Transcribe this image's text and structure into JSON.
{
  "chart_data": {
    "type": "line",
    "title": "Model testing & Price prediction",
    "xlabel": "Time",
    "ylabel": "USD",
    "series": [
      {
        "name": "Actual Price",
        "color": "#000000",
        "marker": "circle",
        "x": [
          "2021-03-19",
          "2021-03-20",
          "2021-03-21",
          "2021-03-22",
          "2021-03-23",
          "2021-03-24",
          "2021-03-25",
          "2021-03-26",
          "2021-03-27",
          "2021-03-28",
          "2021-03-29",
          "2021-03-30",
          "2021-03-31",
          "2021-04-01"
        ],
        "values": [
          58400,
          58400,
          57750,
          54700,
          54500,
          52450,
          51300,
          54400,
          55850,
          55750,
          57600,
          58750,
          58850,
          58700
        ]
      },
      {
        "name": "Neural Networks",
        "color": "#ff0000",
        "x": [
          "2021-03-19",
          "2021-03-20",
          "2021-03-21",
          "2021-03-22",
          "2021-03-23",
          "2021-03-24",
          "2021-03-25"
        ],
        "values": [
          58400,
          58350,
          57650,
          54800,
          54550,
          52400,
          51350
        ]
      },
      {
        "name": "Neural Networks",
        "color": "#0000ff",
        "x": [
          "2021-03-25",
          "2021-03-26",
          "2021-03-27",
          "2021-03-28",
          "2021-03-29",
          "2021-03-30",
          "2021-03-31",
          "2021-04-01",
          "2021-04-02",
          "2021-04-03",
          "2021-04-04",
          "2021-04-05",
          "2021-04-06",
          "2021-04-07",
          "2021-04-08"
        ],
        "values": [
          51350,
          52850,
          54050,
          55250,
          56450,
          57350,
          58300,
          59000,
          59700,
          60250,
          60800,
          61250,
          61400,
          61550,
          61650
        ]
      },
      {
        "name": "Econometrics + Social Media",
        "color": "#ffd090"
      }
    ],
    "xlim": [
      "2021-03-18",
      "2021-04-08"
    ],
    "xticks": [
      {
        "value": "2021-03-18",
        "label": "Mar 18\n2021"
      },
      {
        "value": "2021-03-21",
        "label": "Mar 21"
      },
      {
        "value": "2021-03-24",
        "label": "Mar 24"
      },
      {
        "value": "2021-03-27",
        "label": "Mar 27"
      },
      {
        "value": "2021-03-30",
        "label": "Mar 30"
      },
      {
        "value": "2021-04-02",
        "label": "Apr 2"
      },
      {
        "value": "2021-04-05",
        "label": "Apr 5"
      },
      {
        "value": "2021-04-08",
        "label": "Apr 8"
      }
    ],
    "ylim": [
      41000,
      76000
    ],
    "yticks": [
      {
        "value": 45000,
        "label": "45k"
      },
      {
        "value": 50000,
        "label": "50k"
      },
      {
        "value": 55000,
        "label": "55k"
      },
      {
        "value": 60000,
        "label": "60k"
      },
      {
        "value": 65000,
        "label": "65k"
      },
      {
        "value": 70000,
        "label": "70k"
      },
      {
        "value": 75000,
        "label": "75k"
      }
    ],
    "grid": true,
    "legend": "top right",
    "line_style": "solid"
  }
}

What the exercise asks: Above are the records; copy all of them exactly.

Correct response:
Transcribe this image's text and structure into JSON.
{
  "chart_data": {
    "type": "line",
    "title": "Model testing & Price prediction",
    "xlabel": "Time",
    "ylabel": "USD",
    "series": [
      {
        "name": "Actual Price",
        "color": "#000000",
        "marker": "circle",
        "x": [
          "2021-03-19",
          "2021-03-20",
          "2021-03-21",
          "2021-03-22",
          "2021-03-23",
          "2021-03-24",
          "2021-03-25",
          "2021-03-26",
          "2021-03-27",
          "2021-03-28",
          "2021-03-29",
          "2021-03-30",
          "2021-03-31",
          "2021-04-01"
        ],
        "values": [
          58400,
          58400,
          57750,
          54700,
          54500,
          52450,
          51300,
          54400,
          55850,
          55750,
          57600,
          58750,
          58850,
          58700
        ]
      },
      {
        "name": "Neural Networks",
        "color": "#ff0000",
        "x": [
          "2021-03-19",
          "2021-03-20",
          "2021-03-21",
          "2021-03-22",
          "2021-03-23",
          "2021-03-24",
          "2021-03-25"
        ],
        "values": [
          58400,
          58350,
          57650,
          54800,
          54550,
          52400,
          51350
        ]
      },
      {
        "name": "Neural Networks",
        "color": "#0000ff",
        "x": [
          "2021-03-25",
          "2021-03-26",
          "2021-03-27",
          "2021-03-28",
          "2021-03-29",
          "2021-03-30",
          "2021-03-31",
          "2021-04-01",
          "2021-04-02",
          "2021-04-03",
          "2021-04-04",
          "2021-04-05",
          "2021-04-06",
          "2021-04-07",
          "2021-04-08"
        ],
        "values": [
          51350,
          52850,
          54050,
          55250,
          56450,
          57350,
          58300,
          59000,
          59700,
          60250,
          60800,
          61250,
          61400,
          61550,
          61650
        ]
      },
      {
        "name": "Econometrics + Social Media",
        "color": "#ffd090"
      }
    ],
    "xlim": [
      "2021-03-18",
      "2021-04-08"
    ],
    "xticks": [
      {
        "value": "2021-03-18",
        "label": "Mar 18\n2021"
      },
      {
        "value": "2021-03-21",
        "label": "Mar 21"
      },
      {
        "value": "2021-03-24",
        "label": "Mar 24"
      },
      {
        "value": "2021-03-27",
        "label": "Mar 27"
      },
      {
        "value": "2021-03-30",
        "label": "Mar 30"
      },
      {
        "value": "2021-04-02",
        "label": "Apr 2"
      },
      {
        "value": "2021-04-05",
        "label": "Apr 5"
      },
      {
        "value": "2021-04-08",
        "label": "Apr 8"
      }
    ],
    "ylim": [
      41000,
      76000
    ],
    "yticks": [
      {
        "value": 45000,
        "label": "45k"
      },
      {
        "value": 50000,
        "label": "50k"
      },
      {
        "value": 55000,
        "label": "55k"
      },
      {
        "value": 60000,
        "label": "60k"
      },
      {
        "value": 65000,
        "label": "65k"
      },
      {
        "value": 70000,
        "label": "70k"
      },
      {
        "value": 75000,
        "label": "75k"
      }
    ],
    "grid": true,
    "legend": "top right",
    "line_style": "solid"
  }
}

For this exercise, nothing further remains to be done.